# WHAT TO WORK ON
Show all lines holding the string "series".

# RECORDS FOR THIS EXERCISE
◆ ◆ ◆ ◆ ◆ ◆ ◆
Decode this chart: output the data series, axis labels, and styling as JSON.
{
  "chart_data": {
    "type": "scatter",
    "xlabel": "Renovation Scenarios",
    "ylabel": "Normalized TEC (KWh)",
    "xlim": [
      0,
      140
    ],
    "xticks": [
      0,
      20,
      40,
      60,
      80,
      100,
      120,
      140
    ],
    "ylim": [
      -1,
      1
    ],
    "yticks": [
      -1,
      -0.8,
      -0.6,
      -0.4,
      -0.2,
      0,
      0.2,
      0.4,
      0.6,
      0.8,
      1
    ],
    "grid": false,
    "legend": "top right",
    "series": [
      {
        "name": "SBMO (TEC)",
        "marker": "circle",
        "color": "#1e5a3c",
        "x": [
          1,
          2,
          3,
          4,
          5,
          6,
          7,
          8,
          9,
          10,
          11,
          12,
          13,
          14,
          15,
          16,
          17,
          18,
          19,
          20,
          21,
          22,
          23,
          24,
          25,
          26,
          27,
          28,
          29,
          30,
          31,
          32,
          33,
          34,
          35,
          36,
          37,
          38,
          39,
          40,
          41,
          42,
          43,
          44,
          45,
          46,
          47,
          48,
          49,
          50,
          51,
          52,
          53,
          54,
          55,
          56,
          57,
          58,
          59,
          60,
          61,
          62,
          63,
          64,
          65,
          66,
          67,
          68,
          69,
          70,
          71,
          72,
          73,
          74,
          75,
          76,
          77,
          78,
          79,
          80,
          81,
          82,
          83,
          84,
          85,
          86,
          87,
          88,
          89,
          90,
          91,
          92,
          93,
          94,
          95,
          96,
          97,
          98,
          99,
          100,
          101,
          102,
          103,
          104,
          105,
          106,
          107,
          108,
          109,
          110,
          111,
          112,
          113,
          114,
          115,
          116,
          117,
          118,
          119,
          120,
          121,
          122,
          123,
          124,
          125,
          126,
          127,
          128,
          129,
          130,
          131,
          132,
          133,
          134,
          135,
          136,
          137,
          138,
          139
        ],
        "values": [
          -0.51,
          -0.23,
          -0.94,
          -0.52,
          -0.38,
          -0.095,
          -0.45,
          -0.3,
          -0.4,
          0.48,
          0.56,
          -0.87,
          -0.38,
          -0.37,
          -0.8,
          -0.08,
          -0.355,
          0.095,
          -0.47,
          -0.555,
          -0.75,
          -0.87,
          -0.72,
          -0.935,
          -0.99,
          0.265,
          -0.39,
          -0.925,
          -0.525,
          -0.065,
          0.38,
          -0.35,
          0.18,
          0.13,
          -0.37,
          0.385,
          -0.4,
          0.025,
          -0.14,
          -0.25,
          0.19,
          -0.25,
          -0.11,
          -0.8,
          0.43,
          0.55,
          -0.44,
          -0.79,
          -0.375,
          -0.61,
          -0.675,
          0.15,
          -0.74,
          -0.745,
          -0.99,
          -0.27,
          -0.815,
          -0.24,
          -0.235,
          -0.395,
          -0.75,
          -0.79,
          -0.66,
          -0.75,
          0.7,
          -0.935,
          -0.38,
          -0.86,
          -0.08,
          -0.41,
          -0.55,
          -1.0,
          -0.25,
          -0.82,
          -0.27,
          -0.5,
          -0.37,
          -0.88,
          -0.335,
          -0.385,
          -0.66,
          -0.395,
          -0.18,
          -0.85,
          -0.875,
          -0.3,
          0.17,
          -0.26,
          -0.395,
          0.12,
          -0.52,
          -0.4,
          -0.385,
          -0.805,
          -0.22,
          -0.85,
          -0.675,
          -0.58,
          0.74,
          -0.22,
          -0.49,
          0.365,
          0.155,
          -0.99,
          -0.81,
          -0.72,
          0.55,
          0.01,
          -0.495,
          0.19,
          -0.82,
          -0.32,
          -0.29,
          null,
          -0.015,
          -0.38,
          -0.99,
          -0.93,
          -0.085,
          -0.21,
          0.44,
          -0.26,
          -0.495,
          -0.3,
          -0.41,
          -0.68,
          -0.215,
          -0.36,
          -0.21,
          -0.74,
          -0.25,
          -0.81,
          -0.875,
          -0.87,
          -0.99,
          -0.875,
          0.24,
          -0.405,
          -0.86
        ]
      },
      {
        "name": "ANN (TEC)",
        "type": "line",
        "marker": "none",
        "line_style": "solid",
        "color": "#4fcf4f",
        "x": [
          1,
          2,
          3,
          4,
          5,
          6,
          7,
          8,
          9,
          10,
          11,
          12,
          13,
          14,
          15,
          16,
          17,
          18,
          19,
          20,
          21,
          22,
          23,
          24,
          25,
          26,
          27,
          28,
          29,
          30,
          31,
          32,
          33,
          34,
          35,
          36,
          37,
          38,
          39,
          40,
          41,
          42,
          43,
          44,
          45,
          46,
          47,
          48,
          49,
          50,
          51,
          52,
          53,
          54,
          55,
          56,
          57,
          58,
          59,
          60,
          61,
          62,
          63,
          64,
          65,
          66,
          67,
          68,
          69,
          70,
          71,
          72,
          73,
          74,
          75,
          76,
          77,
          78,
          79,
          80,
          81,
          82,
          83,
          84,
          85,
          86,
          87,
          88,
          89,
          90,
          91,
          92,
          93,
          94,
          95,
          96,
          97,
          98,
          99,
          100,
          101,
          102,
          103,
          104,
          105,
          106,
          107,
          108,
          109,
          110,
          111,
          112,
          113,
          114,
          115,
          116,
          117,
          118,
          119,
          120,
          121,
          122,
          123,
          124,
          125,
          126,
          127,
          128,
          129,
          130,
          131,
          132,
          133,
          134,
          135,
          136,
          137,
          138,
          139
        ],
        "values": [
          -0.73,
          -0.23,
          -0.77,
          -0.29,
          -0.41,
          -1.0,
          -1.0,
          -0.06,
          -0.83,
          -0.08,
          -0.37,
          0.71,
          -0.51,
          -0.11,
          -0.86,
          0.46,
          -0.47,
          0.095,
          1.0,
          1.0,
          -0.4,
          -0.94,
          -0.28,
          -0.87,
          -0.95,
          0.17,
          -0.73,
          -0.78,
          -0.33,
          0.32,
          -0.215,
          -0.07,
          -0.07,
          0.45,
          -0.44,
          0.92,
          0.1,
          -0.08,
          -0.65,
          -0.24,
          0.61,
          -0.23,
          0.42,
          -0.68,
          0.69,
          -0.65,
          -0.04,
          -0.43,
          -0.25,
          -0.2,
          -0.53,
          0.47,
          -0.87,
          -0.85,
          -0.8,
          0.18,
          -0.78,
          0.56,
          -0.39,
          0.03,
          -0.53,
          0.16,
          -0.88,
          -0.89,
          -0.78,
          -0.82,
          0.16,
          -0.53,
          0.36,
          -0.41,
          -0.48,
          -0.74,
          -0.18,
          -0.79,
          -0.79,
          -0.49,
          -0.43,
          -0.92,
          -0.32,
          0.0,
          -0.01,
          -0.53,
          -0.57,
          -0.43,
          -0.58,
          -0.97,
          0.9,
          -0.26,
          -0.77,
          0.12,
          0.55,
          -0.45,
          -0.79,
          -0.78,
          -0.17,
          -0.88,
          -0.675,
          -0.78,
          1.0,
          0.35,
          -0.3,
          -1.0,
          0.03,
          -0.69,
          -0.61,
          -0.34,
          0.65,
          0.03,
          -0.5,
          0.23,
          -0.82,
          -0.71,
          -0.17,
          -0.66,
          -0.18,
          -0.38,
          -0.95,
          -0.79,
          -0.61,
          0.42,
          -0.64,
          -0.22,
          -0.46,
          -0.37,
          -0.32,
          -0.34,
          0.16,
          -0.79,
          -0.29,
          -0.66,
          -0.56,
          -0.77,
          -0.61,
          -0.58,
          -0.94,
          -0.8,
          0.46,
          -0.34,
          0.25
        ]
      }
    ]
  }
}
◆ ◆ ◆ ◆ ◆ ◆ ◆
# WRITTEN ANSWER
Decode this chart: output the data series, axis labels, and styling as JSON.
    "series": [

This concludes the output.